## [PROBLEM DETAILS]
Below is a block of records. Copy every line in it that contains the word "screenshot".

## [Figure record listings]
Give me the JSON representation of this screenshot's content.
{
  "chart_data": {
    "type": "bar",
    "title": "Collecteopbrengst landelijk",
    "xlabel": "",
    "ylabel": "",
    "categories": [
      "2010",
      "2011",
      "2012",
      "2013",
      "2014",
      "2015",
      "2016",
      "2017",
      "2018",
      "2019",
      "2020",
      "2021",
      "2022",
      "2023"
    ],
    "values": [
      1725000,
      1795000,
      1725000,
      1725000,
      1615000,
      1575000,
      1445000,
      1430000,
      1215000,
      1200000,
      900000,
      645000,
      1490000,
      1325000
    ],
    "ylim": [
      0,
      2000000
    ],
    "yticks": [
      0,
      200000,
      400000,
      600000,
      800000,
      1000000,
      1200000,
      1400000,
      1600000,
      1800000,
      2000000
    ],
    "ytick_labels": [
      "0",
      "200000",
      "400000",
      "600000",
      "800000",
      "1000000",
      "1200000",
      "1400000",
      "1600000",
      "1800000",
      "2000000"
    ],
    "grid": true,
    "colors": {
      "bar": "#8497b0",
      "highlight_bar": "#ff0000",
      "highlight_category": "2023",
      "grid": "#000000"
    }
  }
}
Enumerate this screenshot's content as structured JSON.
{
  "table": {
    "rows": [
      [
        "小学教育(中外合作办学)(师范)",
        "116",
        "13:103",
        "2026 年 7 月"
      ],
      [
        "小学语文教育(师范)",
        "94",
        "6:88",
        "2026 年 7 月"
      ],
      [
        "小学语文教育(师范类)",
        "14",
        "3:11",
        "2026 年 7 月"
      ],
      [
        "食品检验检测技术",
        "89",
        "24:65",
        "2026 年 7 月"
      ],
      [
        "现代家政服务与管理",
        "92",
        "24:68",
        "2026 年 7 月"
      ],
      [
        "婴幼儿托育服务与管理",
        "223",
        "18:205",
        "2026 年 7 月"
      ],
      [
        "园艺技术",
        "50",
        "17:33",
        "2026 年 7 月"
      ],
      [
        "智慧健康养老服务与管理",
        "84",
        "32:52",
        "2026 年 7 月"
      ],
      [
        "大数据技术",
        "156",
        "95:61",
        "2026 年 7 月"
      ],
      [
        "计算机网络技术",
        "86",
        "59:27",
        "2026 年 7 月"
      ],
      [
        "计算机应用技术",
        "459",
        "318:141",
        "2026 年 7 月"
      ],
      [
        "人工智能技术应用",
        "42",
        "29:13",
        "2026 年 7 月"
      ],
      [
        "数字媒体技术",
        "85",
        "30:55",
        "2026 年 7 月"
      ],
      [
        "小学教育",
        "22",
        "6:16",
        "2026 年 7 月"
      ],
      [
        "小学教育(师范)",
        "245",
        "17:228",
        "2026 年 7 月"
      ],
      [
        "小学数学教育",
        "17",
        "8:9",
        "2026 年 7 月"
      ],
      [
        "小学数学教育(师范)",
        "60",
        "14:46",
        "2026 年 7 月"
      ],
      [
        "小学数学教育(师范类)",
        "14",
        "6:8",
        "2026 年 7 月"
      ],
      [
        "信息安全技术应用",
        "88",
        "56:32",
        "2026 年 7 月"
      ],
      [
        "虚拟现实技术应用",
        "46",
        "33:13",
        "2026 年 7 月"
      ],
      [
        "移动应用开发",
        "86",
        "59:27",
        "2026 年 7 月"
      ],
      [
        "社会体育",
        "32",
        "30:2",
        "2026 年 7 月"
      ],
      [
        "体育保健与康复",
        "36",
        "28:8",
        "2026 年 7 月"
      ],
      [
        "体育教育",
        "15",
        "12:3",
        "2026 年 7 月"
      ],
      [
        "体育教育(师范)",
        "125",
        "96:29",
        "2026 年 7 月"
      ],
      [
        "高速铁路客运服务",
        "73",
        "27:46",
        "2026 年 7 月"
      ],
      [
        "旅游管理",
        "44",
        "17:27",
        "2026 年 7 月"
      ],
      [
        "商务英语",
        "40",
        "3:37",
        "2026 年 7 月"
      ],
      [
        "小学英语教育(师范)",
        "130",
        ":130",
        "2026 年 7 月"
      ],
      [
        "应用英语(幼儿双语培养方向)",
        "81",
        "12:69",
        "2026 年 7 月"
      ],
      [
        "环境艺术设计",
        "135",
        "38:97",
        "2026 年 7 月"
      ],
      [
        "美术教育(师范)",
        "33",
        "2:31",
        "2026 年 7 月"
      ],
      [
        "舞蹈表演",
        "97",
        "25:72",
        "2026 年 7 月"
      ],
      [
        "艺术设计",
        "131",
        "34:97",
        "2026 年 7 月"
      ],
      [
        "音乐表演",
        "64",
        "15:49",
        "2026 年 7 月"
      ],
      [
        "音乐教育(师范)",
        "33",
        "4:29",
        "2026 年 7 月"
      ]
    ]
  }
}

## [TASK ANSWER]
Give me the JSON representation of this screenshot's content.
Enumerate this screenshot's content as structured JSON.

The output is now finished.